WHAT YOU SHOULD DO – Copy all entries without alteration and skip the pictures they hold.

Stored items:
— Begin —

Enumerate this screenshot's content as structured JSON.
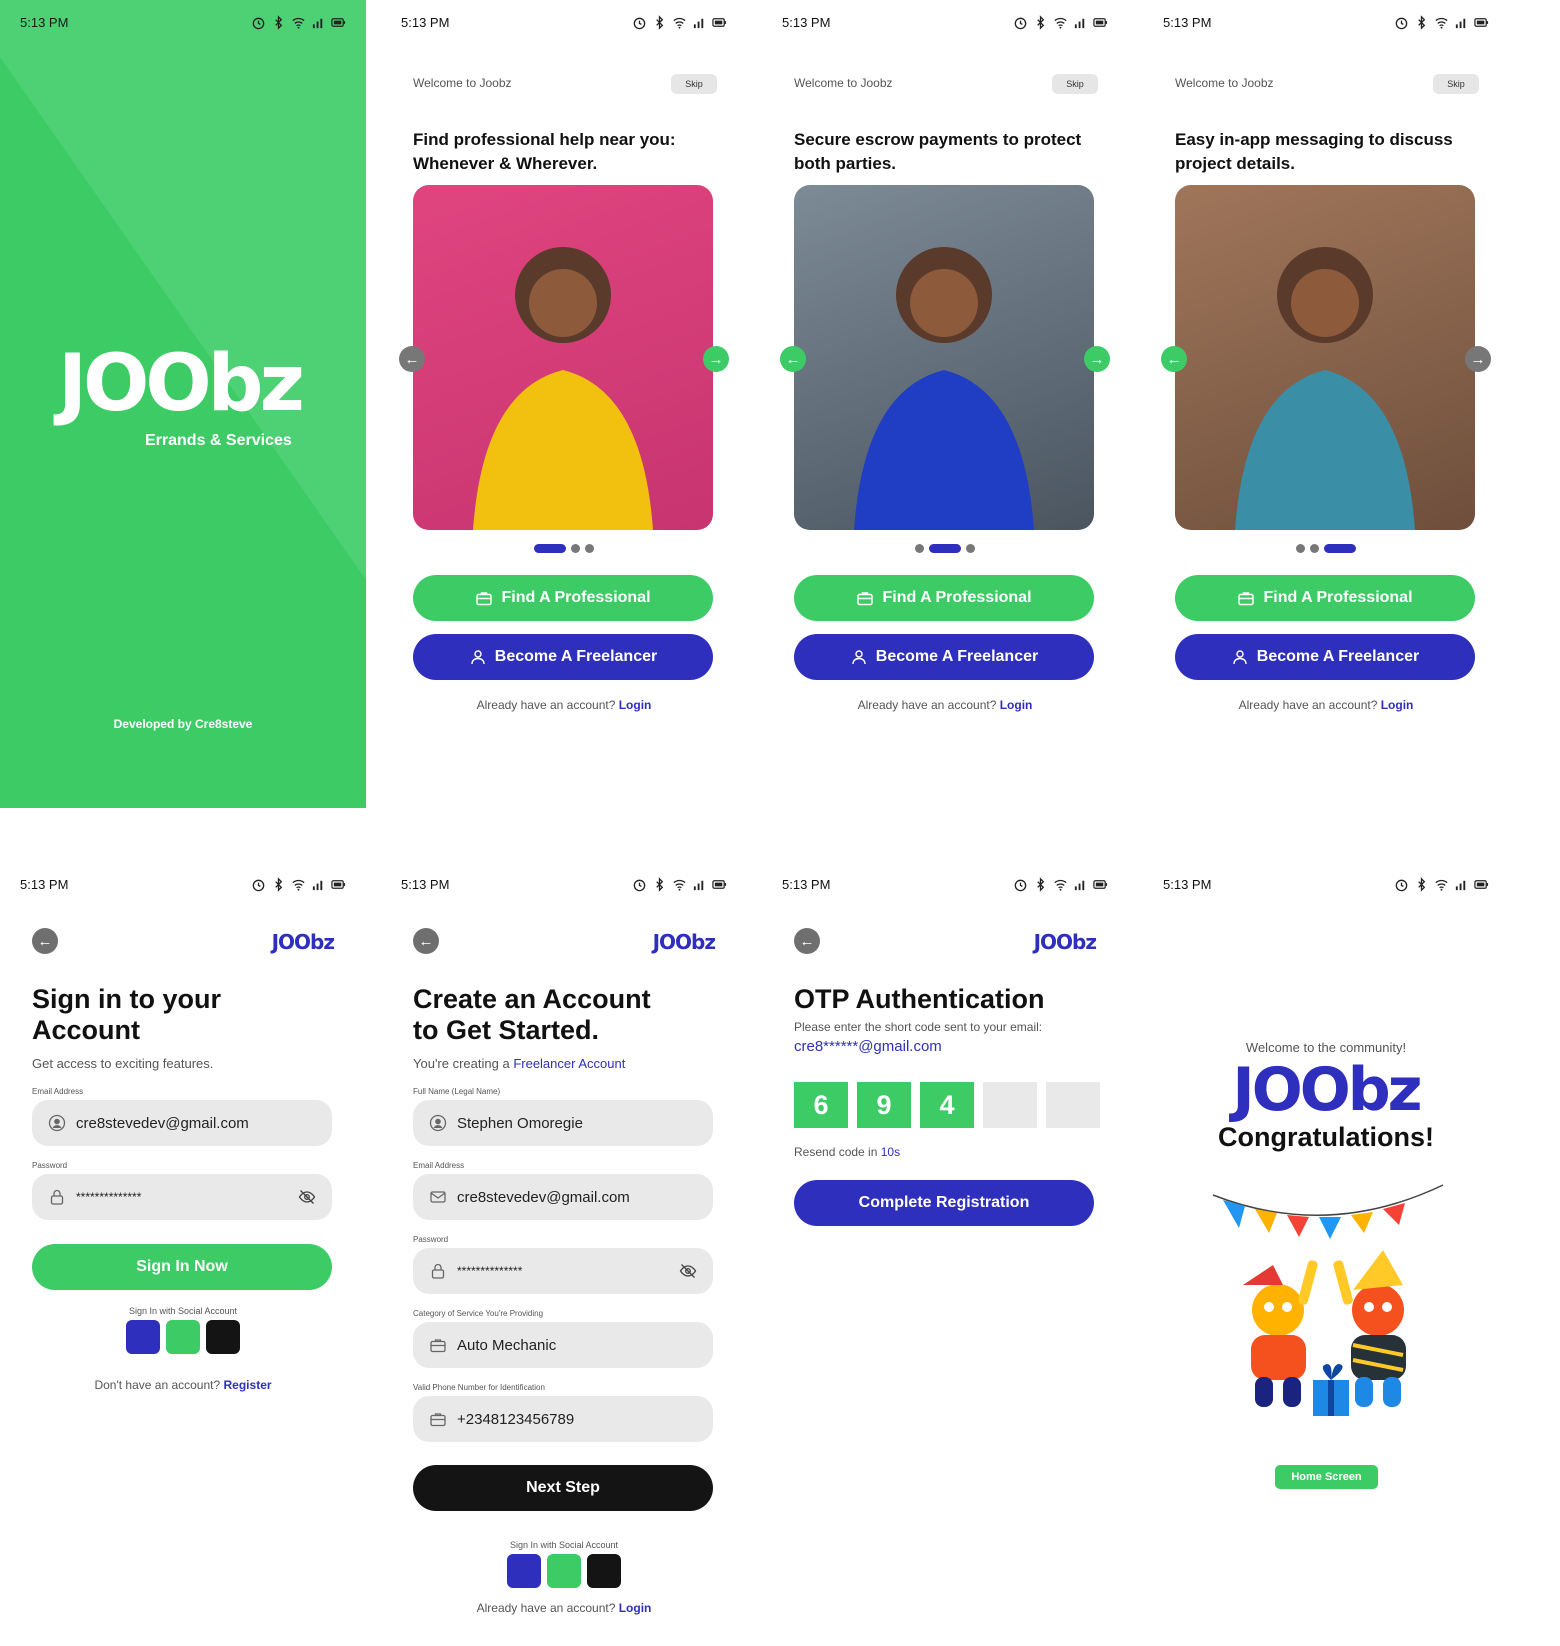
{
  "status": {
    "time": "5:13 PM"
  },
  "splash": {
    "logo": "JOObz",
    "tagline": "Errands & Services",
    "credit": "Developed by Cre8steve"
  },
  "onboarding": {
    "welcome": "Welcome to Joobz",
    "skip": "Skip",
    "find_label": "Find A Professional",
    "become_label": "Become A Freelancer",
    "already": "Already have an account?",
    "login": "Login",
    "slides": [
      {
        "title": "Find professional help near you: Whenever & Wherever.",
        "active_dot": 0
      },
      {
        "title": "Secure escrow payments to protect both parties.",
        "active_dot": 1
      },
      {
        "title": "Easy in-app messaging to discuss project details.",
        "active_dot": 2
      }
    ]
  },
  "signin": {
    "logo": "JOObz",
    "title": "Sign in to your Account",
    "subtitle": "Get access to exciting features.",
    "email_label": "Email Address",
    "email_value": "cre8stevedev@gmail.com",
    "password_label": "Password",
    "password_value": "**************",
    "submit": "Sign In Now",
    "social_label": "Sign In with Social Account",
    "no_account": "Don't have an account?",
    "register": "Register"
  },
  "create": {
    "logo": "JOObz",
    "title": "Create an Account to Get Started.",
    "subtitle_prefix": "You're creating a",
    "subtitle_link": "Freelancer Account",
    "fullname_label": "Full Name (Legal Name)",
    "fullname_value": "Stephen Omoregie",
    "email_label": "Email Address",
    "email_value": "cre8stevedev@gmail.com",
    "password_label": "Password",
    "password_value": "**************",
    "category_label": "Category of Service You're Providing",
    "category_value": "Auto Mechanic",
    "phone_label": "Valid Phone Number for Identification",
    "phone_value": "+2348123456789",
    "next": "Next Step",
    "social_label": "Sign In with Social Account",
    "already": "Already have an account?",
    "login": "Login"
  },
  "otp": {
    "logo": "JOObz",
    "title": "OTP Authentication",
    "instructions": "Please enter the short code sent to your email:",
    "email": "cre8******@gmail.com",
    "digits": [
      "6",
      "9",
      "4",
      "",
      ""
    ],
    "resend_prefix": "Resend code in",
    "resend_time": "10s",
    "submit": "Complete Registration"
  },
  "congrats": {
    "welcome": "Welcome to the  community!",
    "logo": "JOObz",
    "title": "Congratulations!",
    "home_button": "Home Screen"
  },
  "colors": {
    "green": "#3dcb66",
    "blue": "#2f2fbe",
    "black": "#141414"
  }
}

— End —

ANSWER TO THE TASK –
Enumerate this screenshot's content as structured JSON.
{
  "status": {
    "time": "5:13 PM"
  },
  "splash": {
    "logo": "JOObz",
    "tagline": "Errands & Services",
    "credit": "Developed by Cre8steve"
  },
  "onboarding": {
    "welcome": "Welcome to Joobz",
    "skip": "Skip",
    "find_label": "Find A Professional",
    "become_label": "Become A Freelancer",
    "already": "Already have an account?",
    "login": "Login",
    "slides": [
      {
        "title": "Find professional help near you: Whenever & Wherever.",
        "active_dot": 0
      },
      {
        "title": "Secure escrow payments to protect both parties.",
        "active_dot": 1
      },
      {
        "title": "Easy in-app messaging to discuss project details.",
        "active_dot": 2
      }
    ]
  },
  "signin": {
    "logo": "JOObz",
    "title": "Sign in to your Account",
    "subtitle": "Get access to exciting features.",
    "email_label": "Email Address",
    "email_value": "cre8stevedev@gmail.com",
    "password_label": "Password",
    "password_value": "**************",
    "submit": "Sign In Now",
    "social_label": "Sign In with Social Account",
    "no_account": "Don't have an account?",
    "register": "Register"
  },
  "create": {
    "logo": "JOObz",
    "title": "Create an Account to Get Started.",
    "subtitle_prefix": "You're creating a",
    "subtitle_link": "Freelancer Account",
    "fullname_label": "Full Name (Legal Name)",
    "fullname_value": "Stephen Omoregie",
    "email_label": "Email Address",
    "email_value": "cre8stevedev@gmail.com",
    "password_label": "Password",
    "password_value": "**************",
    "category_label": "Category of Service You're Providing",
    "category_value": "Auto Mechanic",
    "phone_label": "Valid Phone Number for Identification",
    "phone_value": "+2348123456789",
    "next": "Next Step",
    "social_label": "Sign In with Social Account",
    "already": "Already have an account?",
    "login": "Login"
  },
  "otp": {
    "logo": "JOObz",
    "title": "OTP Authentication",
    "instructions": "Please enter the short code sent to your email:",
    "email": "cre8******@gmail.com",
    "digits": [
      "6",
      "9",
      "4",
      "",
      ""
    ],
    "resend_prefix": "Resend code in",
    "resend_time": "10s",
    "submit": "Complete Registration"
  },
  "congrats": {
    "welcome": "Welcome to the  community!",
    "logo": "JOObz",
    "title": "Congratulations!",
    "home_button": "Home Screen"
  },
  "colors": {
    "green": "#3dcb66",
    "blue": "#2f2fbe",
    "black": "#141414"
  }
}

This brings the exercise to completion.